* **Requirement**:
Extend the forum thread about whether pregnancy test lines darkened from 8 dpo to 9 dpo, starting after its last post.

* **Supplied text**:

------------------------------------

# 8 dpo to 9 dpo Progession?



## mrshistory

Hello!

Is there any progression between these? Top is 8 dpo pm, bottom is 9 dpo am.

Thank you!


----------



## NightFlower

Maybe a tad darker looks more pink. I would compare like 8dpo and 10dpo or 11dpo see how it looks. Good luck


----------



## mrshistory

NightFlower said:


> Maybe a tad darker looks more pink. I would compare like 8dpo and 10dpo or 11dpo see how it looks. Good luck

Thank you! There is definitely more pink.


----------



## xxmyheartxx

Today is definitely pinker!


----------



## mrshistory

xxmyheartxx said:


> Today is definitely pinker!

Thank you so much for checking it!

Having had a loss before, it makes me nervous with any pregnancy.


----------



## S_Dowd

I see pink!!!!!!! Yay!!!! Fingers crossed it keeps getting darker!!!!


----------



## mrshistory

S_Dowd said:


> I see pink!!!!!!! Yay!!!! Fingers crossed it keeps getting darker!!!!

Thank you! Crossing everything here.


----------



## mrshistory

I did get a bfp on a digital today which shocked me. My lines usually need to be darker/further along for that.

------------------------------------

* **Data provided**:

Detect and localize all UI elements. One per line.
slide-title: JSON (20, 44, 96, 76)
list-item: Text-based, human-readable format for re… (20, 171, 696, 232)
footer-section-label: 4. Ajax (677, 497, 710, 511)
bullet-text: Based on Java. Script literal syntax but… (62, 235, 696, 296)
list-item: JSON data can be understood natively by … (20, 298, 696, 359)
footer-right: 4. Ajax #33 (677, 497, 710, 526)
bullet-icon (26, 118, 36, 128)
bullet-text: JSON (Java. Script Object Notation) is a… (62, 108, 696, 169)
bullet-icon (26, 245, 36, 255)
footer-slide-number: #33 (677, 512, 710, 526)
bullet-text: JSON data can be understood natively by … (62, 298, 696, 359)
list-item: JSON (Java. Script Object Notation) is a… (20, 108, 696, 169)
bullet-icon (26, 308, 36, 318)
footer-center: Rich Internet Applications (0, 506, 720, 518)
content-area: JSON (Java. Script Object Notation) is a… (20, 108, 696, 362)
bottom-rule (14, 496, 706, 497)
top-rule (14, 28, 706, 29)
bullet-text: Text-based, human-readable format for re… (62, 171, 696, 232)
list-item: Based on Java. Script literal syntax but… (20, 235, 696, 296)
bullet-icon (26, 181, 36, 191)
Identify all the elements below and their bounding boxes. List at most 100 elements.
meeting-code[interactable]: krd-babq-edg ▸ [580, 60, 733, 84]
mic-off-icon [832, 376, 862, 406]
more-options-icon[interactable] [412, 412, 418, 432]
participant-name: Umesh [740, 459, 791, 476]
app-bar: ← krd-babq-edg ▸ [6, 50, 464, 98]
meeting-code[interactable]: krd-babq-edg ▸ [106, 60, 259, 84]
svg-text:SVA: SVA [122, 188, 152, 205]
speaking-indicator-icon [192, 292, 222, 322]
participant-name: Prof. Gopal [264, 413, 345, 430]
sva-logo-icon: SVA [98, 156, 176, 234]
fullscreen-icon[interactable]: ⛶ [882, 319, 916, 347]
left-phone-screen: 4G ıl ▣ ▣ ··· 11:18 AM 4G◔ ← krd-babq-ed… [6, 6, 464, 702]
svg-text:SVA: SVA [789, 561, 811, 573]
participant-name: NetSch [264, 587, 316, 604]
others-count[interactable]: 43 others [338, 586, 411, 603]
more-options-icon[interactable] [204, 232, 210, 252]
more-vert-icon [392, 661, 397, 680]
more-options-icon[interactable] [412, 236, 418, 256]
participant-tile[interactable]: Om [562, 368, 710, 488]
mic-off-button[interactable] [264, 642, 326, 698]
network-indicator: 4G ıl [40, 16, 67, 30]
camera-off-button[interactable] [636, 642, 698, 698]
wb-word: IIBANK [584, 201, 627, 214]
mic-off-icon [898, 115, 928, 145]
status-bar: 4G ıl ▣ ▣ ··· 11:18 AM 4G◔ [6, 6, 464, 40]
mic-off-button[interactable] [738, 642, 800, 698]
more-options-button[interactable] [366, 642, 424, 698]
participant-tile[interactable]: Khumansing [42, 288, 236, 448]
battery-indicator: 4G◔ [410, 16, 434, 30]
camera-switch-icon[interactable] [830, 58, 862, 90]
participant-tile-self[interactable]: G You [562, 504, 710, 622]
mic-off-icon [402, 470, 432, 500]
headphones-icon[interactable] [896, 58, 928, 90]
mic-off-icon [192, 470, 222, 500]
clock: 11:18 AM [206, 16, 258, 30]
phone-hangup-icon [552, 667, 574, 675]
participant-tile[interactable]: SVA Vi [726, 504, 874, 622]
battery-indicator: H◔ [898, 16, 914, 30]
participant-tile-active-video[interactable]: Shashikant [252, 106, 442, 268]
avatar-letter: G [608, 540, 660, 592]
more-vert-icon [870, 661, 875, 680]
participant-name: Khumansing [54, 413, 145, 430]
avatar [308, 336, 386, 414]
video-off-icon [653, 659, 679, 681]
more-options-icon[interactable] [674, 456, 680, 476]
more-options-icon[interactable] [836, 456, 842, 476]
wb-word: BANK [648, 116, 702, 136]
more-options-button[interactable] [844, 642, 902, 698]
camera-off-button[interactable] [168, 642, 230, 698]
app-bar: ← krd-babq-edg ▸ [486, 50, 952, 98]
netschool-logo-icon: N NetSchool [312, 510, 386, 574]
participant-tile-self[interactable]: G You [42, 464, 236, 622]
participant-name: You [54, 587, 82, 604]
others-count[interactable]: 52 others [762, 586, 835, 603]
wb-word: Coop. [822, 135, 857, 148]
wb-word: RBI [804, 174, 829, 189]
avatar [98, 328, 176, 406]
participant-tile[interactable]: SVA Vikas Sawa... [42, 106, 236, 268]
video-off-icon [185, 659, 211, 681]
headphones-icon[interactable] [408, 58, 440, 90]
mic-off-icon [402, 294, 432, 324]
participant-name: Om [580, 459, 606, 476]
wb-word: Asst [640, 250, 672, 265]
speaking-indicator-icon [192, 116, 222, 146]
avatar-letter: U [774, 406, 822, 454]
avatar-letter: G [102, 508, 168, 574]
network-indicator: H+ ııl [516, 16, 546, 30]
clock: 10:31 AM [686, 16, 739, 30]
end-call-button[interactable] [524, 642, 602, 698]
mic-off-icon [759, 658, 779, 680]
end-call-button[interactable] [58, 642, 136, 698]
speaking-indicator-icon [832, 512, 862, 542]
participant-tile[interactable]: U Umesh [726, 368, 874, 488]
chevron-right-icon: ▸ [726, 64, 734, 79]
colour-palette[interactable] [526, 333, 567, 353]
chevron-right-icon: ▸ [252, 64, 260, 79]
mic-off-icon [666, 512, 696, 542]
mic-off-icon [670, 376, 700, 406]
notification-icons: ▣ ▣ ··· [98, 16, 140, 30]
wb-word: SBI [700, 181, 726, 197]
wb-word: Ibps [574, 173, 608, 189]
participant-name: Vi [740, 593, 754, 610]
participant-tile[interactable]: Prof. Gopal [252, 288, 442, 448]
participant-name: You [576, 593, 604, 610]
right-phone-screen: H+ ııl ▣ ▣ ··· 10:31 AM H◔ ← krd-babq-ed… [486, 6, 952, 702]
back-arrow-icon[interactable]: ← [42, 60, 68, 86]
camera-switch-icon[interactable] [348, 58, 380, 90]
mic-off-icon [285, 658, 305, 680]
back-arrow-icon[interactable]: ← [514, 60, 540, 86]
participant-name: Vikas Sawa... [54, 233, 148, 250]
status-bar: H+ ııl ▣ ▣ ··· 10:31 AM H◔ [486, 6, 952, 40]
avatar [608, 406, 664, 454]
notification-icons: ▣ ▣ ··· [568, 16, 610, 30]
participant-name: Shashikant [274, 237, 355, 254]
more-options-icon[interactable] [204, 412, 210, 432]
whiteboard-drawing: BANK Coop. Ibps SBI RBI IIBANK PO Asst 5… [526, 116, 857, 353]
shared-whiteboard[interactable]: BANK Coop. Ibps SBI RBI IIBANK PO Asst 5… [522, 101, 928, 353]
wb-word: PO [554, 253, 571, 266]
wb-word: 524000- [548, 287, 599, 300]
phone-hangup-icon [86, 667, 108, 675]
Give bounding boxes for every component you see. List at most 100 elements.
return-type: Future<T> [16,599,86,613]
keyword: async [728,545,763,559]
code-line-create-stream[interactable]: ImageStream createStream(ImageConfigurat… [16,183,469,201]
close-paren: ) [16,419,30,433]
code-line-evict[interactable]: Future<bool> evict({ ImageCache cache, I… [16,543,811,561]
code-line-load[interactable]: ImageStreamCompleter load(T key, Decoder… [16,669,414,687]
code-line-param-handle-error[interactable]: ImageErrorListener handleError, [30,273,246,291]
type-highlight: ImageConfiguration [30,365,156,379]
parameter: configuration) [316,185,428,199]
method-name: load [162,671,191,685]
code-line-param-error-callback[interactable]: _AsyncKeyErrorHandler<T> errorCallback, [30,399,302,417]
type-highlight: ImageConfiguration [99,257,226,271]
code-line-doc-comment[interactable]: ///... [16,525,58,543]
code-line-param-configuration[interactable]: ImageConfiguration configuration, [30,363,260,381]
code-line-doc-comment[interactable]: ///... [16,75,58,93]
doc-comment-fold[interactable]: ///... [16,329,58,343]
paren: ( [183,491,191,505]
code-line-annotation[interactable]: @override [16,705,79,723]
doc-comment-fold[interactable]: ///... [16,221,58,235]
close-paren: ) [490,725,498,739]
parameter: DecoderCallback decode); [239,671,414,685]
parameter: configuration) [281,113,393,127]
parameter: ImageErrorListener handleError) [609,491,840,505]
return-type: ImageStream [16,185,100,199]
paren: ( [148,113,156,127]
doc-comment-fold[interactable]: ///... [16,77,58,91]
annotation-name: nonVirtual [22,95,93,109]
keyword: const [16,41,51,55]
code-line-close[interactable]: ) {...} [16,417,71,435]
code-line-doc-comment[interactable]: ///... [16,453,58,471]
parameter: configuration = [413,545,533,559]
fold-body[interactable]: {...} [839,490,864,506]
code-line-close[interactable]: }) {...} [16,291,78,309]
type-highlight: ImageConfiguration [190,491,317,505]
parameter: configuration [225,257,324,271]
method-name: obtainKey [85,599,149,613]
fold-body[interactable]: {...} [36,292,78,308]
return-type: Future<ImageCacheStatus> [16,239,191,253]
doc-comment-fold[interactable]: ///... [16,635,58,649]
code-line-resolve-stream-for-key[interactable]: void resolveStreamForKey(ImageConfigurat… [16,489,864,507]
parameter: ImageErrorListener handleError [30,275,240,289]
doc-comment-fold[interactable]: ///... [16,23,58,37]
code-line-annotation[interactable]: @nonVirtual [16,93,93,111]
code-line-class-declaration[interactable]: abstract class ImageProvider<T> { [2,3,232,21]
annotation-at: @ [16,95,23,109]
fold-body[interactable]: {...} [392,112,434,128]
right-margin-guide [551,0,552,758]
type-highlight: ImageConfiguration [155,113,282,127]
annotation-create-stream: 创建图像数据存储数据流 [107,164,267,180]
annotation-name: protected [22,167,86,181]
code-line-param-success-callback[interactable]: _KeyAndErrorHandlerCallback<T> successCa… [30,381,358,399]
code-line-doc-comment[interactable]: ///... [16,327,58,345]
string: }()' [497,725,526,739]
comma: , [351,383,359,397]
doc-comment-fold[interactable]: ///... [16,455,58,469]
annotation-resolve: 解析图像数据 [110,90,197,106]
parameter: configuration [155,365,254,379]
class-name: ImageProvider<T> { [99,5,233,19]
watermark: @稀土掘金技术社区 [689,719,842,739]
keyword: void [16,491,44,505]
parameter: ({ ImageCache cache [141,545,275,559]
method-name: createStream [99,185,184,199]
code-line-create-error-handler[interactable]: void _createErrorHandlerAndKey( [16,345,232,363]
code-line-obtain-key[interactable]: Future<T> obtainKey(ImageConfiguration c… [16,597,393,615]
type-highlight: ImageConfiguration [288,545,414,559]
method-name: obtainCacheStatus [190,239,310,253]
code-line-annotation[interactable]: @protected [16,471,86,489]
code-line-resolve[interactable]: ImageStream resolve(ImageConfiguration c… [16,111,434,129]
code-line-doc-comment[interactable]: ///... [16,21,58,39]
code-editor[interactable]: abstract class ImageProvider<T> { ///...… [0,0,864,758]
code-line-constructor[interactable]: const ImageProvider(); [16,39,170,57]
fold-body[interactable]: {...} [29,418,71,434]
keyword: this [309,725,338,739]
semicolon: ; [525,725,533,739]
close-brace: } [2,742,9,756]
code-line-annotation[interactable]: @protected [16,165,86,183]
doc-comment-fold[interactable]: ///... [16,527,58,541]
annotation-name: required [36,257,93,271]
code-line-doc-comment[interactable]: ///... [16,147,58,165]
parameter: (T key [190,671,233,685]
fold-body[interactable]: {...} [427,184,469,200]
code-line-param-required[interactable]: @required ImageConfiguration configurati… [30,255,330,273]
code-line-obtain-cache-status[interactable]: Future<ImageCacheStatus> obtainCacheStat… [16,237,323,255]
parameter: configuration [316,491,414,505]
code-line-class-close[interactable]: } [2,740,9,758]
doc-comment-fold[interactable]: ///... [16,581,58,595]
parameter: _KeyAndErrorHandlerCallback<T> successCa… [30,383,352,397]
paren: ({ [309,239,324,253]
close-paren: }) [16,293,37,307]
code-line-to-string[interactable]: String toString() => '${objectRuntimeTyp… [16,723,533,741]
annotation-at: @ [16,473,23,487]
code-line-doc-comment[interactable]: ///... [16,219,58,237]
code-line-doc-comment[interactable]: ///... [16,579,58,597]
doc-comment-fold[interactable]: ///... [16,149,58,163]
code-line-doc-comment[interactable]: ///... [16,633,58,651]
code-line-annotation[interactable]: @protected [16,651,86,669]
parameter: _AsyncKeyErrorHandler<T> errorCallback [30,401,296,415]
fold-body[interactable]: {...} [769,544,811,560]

------------------------------------

* **Expected answer**:
----------



## Bevziibubble

mrshistory said:


> I did get a bfp on a digital today which shocked me. My lines usually need to be darker/further along for that.

  
Congratulations! :)


----------



## mrshistory

Bevziibubble said:


> Congratulations! :)

Thank you!


----------



## mrshistory

Here's my 9 dpo evening pic. Definitely got some progression here!


----------



## NightFlower

Woohoo looking great congrats


----------



## mrshistory

NightFlower said:


> Woohoo looking great congrats

Thank you!


----------



## Bevziibubble

Great lines!


----------



## thencomesbebe

Congratulations!!!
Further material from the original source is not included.